WHAT YOU HAVE TO DO:
Omit the pictures and output every entry below exactly as written.

STORED DATA:
------------------------------------------------------------------------

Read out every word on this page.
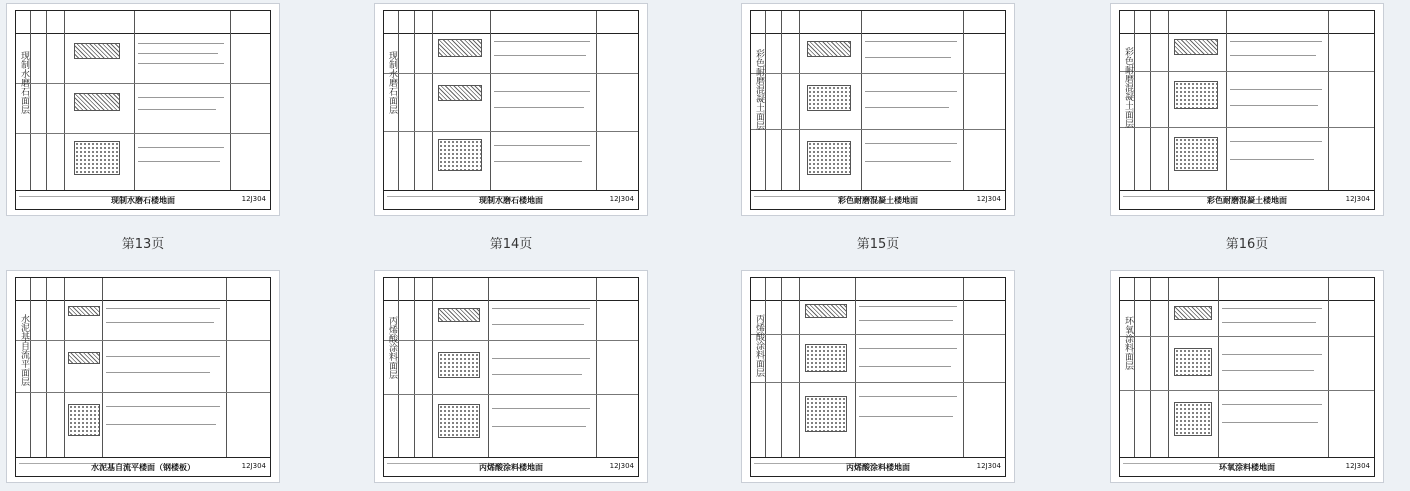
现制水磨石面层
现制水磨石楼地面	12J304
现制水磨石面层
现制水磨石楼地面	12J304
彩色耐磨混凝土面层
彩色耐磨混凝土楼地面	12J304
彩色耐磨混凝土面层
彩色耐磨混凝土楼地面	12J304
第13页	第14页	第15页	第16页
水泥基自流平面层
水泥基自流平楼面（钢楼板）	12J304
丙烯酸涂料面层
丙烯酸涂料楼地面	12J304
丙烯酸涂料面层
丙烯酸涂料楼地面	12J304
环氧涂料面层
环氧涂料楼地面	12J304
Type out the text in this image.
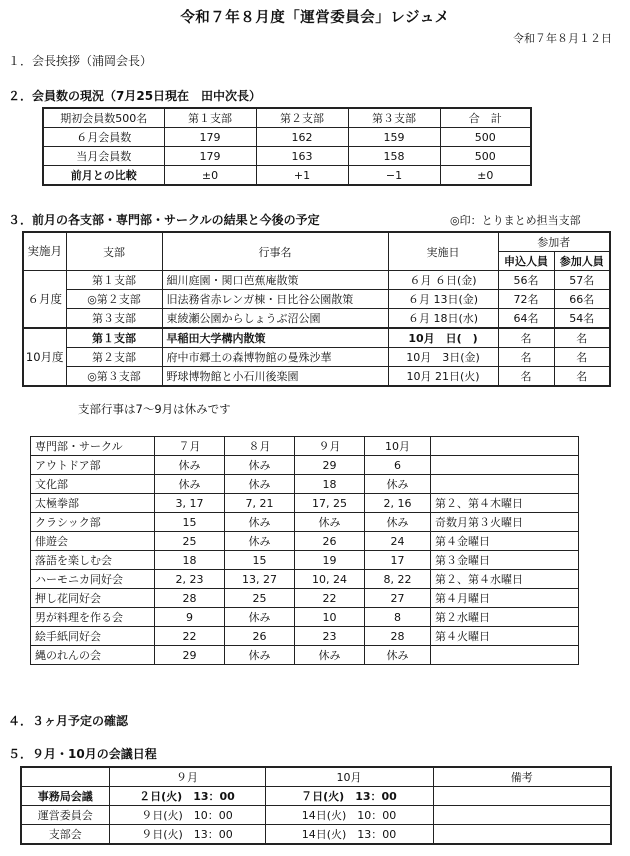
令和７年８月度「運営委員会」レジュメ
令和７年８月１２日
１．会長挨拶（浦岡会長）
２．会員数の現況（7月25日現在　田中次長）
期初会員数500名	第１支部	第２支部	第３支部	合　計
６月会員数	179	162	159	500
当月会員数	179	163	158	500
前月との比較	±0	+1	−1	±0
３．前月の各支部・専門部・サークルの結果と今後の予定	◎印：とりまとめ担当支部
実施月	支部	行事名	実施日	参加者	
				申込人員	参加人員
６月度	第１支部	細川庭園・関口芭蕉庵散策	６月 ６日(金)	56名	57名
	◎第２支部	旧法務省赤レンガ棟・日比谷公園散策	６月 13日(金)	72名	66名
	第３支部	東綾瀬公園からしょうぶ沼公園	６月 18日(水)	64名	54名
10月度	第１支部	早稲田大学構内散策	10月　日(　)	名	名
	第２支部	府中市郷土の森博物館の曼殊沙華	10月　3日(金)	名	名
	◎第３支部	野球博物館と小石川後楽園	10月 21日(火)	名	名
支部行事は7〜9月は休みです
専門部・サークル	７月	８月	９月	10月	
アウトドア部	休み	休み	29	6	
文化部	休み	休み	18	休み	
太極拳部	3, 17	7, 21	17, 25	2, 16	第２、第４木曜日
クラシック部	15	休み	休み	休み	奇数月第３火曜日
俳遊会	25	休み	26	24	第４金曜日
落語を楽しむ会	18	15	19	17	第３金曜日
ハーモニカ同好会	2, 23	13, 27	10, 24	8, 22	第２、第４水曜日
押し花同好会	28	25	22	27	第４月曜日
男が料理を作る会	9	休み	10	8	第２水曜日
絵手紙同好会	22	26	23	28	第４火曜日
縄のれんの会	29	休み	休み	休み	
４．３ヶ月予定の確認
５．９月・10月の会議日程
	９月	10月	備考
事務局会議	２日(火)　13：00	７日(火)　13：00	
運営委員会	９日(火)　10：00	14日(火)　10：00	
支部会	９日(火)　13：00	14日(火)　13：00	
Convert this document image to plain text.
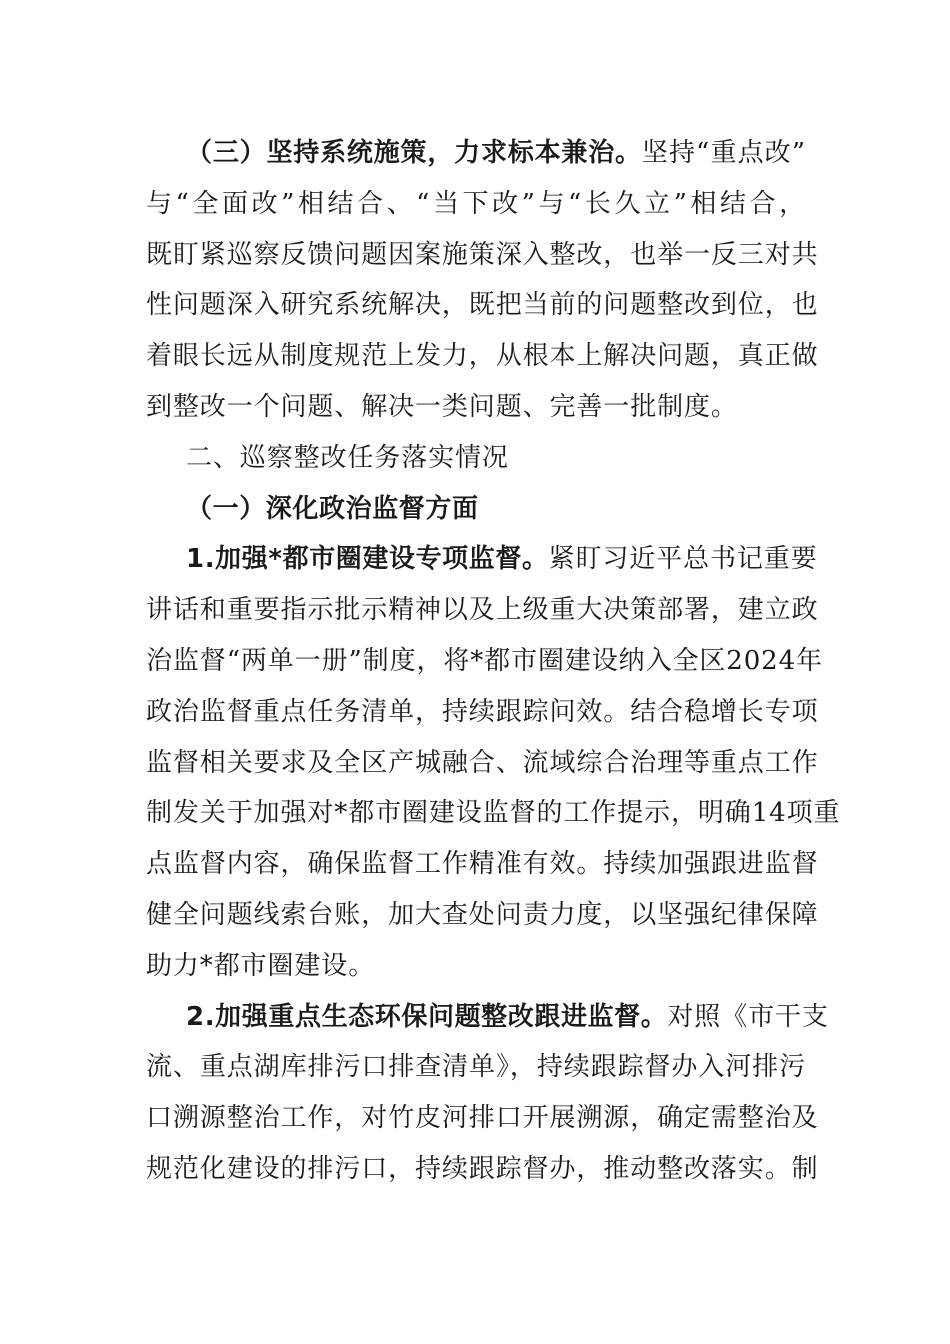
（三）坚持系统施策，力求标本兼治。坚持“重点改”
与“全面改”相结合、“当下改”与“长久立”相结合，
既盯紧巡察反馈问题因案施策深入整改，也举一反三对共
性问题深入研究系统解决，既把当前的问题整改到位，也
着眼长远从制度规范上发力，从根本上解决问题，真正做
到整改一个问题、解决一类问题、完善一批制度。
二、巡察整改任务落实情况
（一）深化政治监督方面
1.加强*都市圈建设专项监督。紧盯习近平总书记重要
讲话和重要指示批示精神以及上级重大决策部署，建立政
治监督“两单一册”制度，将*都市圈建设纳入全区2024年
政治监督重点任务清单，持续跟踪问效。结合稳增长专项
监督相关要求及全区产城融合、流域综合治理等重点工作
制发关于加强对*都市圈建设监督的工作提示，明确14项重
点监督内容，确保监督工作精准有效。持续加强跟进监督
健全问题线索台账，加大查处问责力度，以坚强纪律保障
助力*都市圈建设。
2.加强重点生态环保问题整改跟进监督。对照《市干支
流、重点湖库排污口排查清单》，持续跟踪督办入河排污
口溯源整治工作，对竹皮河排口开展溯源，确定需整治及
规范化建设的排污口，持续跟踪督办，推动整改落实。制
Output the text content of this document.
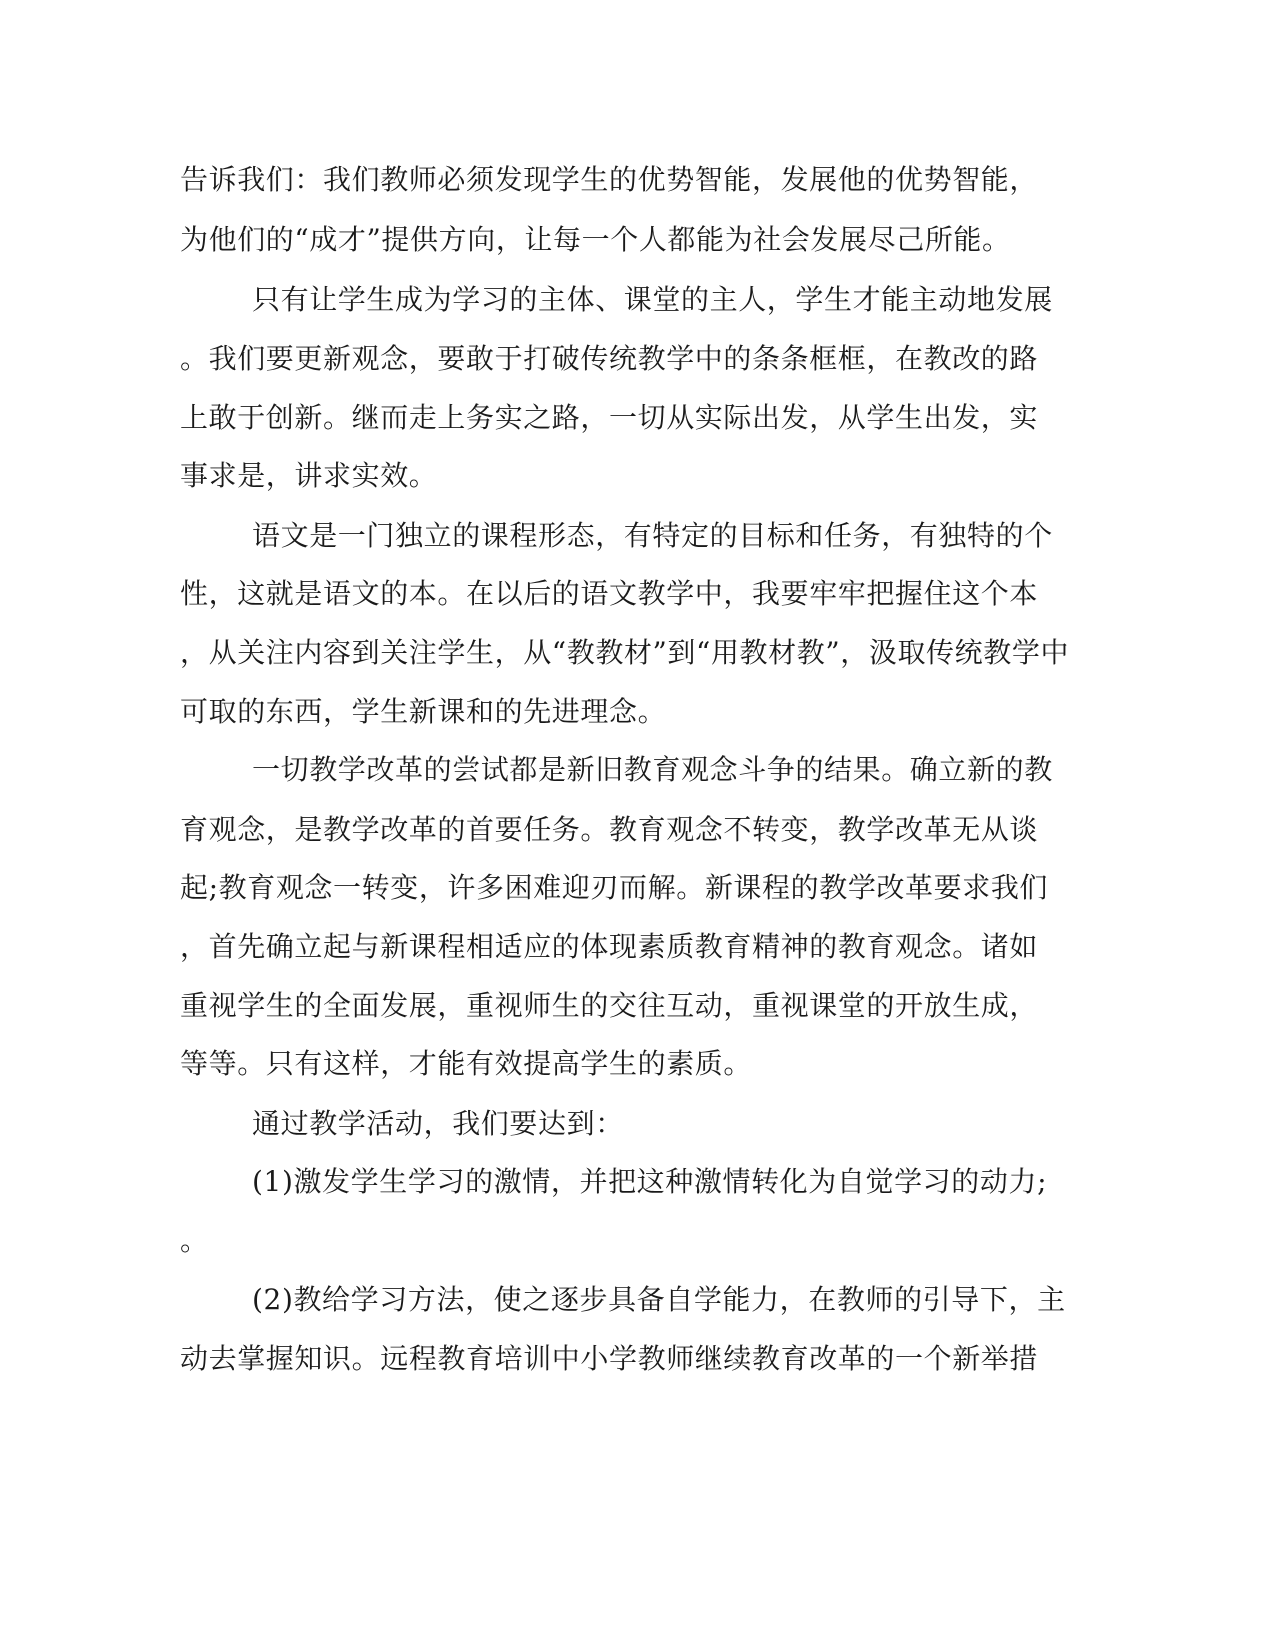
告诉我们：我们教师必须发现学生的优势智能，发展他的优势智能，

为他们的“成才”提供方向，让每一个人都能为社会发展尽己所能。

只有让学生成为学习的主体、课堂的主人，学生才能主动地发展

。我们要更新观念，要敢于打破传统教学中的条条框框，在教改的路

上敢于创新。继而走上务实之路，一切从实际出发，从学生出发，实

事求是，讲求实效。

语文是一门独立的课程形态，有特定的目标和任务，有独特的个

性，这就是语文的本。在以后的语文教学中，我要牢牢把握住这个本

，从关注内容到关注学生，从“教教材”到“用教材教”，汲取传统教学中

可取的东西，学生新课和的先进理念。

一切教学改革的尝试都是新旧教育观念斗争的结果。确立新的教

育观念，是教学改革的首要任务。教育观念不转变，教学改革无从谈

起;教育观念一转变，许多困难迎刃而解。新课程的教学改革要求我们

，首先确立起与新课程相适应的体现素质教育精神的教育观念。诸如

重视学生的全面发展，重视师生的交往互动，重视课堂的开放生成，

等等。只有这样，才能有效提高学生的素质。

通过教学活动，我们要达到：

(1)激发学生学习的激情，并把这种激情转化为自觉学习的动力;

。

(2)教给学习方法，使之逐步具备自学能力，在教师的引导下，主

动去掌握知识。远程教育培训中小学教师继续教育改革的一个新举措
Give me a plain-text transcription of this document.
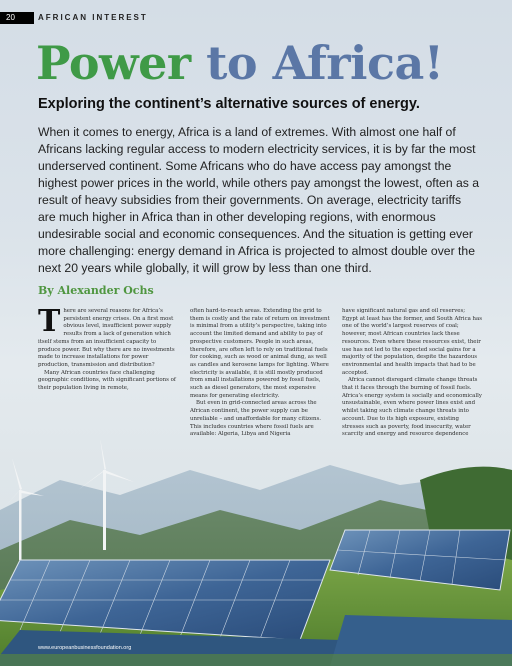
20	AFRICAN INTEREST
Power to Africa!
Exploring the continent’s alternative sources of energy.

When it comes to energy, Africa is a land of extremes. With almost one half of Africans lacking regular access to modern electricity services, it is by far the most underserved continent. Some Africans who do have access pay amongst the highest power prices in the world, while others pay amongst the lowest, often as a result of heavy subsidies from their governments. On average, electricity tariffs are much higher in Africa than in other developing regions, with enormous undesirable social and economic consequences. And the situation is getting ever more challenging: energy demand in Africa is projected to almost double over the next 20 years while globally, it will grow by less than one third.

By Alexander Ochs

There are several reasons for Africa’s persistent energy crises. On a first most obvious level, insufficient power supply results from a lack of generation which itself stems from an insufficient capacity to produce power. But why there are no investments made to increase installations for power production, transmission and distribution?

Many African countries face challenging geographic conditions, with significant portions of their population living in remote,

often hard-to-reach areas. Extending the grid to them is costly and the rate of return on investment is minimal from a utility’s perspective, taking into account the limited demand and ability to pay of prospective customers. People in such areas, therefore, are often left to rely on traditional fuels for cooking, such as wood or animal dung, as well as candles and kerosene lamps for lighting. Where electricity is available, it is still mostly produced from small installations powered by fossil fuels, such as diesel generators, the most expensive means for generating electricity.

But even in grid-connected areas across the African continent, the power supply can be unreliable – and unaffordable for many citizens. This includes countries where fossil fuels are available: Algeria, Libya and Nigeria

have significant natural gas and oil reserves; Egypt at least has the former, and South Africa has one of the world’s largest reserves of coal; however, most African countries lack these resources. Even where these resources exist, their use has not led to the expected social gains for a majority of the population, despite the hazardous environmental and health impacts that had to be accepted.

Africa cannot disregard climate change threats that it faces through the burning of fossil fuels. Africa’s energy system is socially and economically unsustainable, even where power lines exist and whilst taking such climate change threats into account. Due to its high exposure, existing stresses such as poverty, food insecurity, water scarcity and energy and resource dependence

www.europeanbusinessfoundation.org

------------------------------------------------------------------------

EXERCISE SOLUTION:
Read out every word on this page.
现制水磨石面层
现制水磨石楼地面	12J304
现制水磨石面层
现制水磨石楼地面	12J304
彩色耐磨混凝土面层
彩色耐磨混凝土楼地面	12J304
彩色耐磨混凝土面层
彩色耐磨混凝土楼地面	12J304
第13页	第14页	第15页	第16页
水泥基自流平面层
水泥基自流平楼面（钢楼板）	12J304
丙烯酸涂料面层
丙烯酸涂料楼地面	12J304
丙烯酸涂料面层
丙烯酸涂料楼地面	12J304
环氧涂料面层
环氧涂料楼地面	12J304
Type out the text in this image.
令和７年８月度「運営委員会」レジュメ
令和７年８月１２日
１．会長挨拶（浦岡会長）
２．会員数の現況（7月25日現在　田中次長）
期初会員数500名	第１支部	第２支部	第３支部	合　計
６月会員数	179	162	159	500
当月会員数	179	163	158	500
前月との比較	±0	+1	−1	±0
３．前月の各支部・専門部・サークルの結果と今後の予定	◎印：とりまとめ担当支部
実施月	支部	行事名	実施日	参加者	
				申込人員	参加人員
６月度	第１支部	細川庭園・関口芭蕉庵散策	６月 ６日(金)	56名	57名
	◎第２支部	旧法務省赤レンガ棟・日比谷公園散策	６月 13日(金)	72名	66名
	第３支部	東綾瀬公園からしょうぶ沼公園	６月 18日(水)	64名	54名
10月度	第１支部	早稲田大学構内散策	10月　日(　)	名	名
	第２支部	府中市郷土の森博物館の曼殊沙華	10月　3日(金)	名	名
	◎第３支部	野球博物館と小石川後楽園	10月 21日(火)	名	名
支部行事は7〜9月は休みです
専門部・サークル	７月	８月	９月	10月	
アウトドア部	休み	休み	29	6	
文化部	休み	休み	18	休み	
太極拳部	3, 17	7, 21	17, 25	2, 16	第２、第４木曜日
クラシック部	15	休み	休み	休み	奇数月第３火曜日
俳遊会	25	休み	26	24	第４金曜日
落語を楽しむ会	18	15	19	17	第３金曜日
ハーモニカ同好会	2, 23	13, 27	10, 24	8, 22	第２、第４水曜日
押し花同好会	28	25	22	27	第４月曜日
男が料理を作る会	9	休み	10	8	第２水曜日
絵手紙同好会	22	26	23	28	第４火曜日
縄のれんの会	29	休み	休み	休み	
４．３ヶ月予定の確認
５．９月・10月の会議日程
	９月	10月	備考
事務局会議	２日(火)　13：00	７日(火)　13：00	
運営委員会	９日(火)　10：00	14日(火)　10：00	
支部会	９日(火)　13：00	14日(火)　13：00	
Convert this document image to plain text.
（三）坚持系统施策，力求标本兼治。坚持“重点改”
与“全面改”相结合、“当下改”与“长久立”相结合，
既盯紧巡察反馈问题因案施策深入整改，也举一反三对共
性问题深入研究系统解决，既把当前的问题整改到位，也
着眼长远从制度规范上发力，从根本上解决问题，真正做
到整改一个问题、解决一类问题、完善一批制度。
二、巡察整改任务落实情况
（一）深化政治监督方面
1.加强*都市圈建设专项监督。紧盯习近平总书记重要
讲话和重要指示批示精神以及上级重大决策部署，建立政
治监督“两单一册”制度，将*都市圈建设纳入全区2024年
政治监督重点任务清单，持续跟踪问效。结合稳增长专项
监督相关要求及全区产城融合、流域综合治理等重点工作
制发关于加强对*都市圈建设监督的工作提示，明确14项重
点监督内容，确保监督工作精准有效。持续加强跟进监督
健全问题线索台账，加大查处问责力度，以坚强纪律保障
助力*都市圈建设。
2.加强重点生态环保问题整改跟进监督。对照《市干支
流、重点湖库排污口排查清单》，持续跟踪督办入河排污
口溯源整治工作，对竹皮河排口开展溯源，确定需整治及
规范化建设的排污口，持续跟踪督办，推动整改落实。制
Output the text content of this document.
告诉我们：我们教师必须发现学生的优势智能，发展他的优势智能，

为他们的“成才”提供方向，让每一个人都能为社会发展尽己所能。

只有让学生成为学习的主体、课堂的主人，学生才能主动地发展

。我们要更新观念，要敢于打破传统教学中的条条框框，在教改的路

上敢于创新。继而走上务实之路，一切从实际出发，从学生出发，实

事求是，讲求实效。

语文是一门独立的课程形态，有特定的目标和任务，有独特的个

性，这就是语文的本。在以后的语文教学中，我要牢牢把握住这个本

，从关注内容到关注学生，从“教教材”到“用教材教”，汲取传统教学中

可取的东西，学生新课和的先进理念。

一切教学改革的尝试都是新旧教育观念斗争的结果。确立新的教

育观念，是教学改革的首要任务。教育观念不转变，教学改革无从谈

起;教育观念一转变，许多困难迎刃而解。新课程的教学改革要求我们

，首先确立起与新课程相适应的体现素质教育精神的教育观念。诸如

重视学生的全面发展，重视师生的交往互动，重视课堂的开放生成，

等等。只有这样，才能有效提高学生的素质。

通过教学活动，我们要达到：

(1)激发学生学习的激情，并把这种激情转化为自觉学习的动力;

。

(2)教给学习方法，使之逐步具备自学能力，在教师的引导下，主

动去掌握知识。远程教育培训中小学教师继续教育改革的一个新举措
Give me a plain-text transcription of this document.
20	AFRICAN INTEREST
Power to Africa!
Exploring the continent’s alternative sources of energy.

When it comes to energy, Africa is a land of extremes. With almost one half of Africans lacking regular access to modern electricity services, it is by far the most underserved continent. Some Africans who do have access pay amongst the highest power prices in the world, while others pay amongst the lowest, often as a result of heavy subsidies from their governments. On average, electricity tariffs are much higher in Africa than in other developing regions, with enormous undesirable social and economic consequences. And the situation is getting ever more challenging: energy demand in Africa is projected to almost double over the next 20 years while globally, it will grow by less than one third.

By Alexander Ochs

There are several reasons for Africa’s persistent energy crises. On a first most obvious level, insufficient power supply results from a lack of generation which itself stems from an insufficient capacity to produce power. But why there are no investments made to increase installations for power production, transmission and distribution?

Many African countries face challenging geographic conditions, with significant portions of their population living in remote,

often hard-to-reach areas. Extending the grid to them is costly and the rate of return on investment is minimal from a utility’s perspective, taking into account the limited demand and ability to pay of prospective customers. People in such areas, therefore, are often left to rely on traditional fuels for cooking, such as wood or animal dung, as well as candles and kerosene lamps for lighting. Where electricity is available, it is still mostly produced from small installations powered by fossil fuels, such as diesel generators, the most expensive means for generating electricity.

But even in grid-connected areas across the African continent, the power supply can be unreliable – and unaffordable for many citizens. This includes countries where fossil fuels are available: Algeria, Libya and Nigeria

have significant natural gas and oil reserves; Egypt at least has the former, and South Africa has one of the world’s largest reserves of coal; however, most African countries lack these resources. Even where these resources exist, their use has not led to the expected social gains for a majority of the population, despite the hazardous environmental and health impacts that had to be accepted.

Africa cannot disregard climate change threats that it faces through the burning of fossil fuels. Africa’s energy system is socially and economically unsustainable, even where power lines exist and whilst taking such climate change threats into account. Due to its high exposure, existing stresses such as poverty, food insecurity, water scarcity and energy and resource dependence

www.europeanbusinessfoundation.org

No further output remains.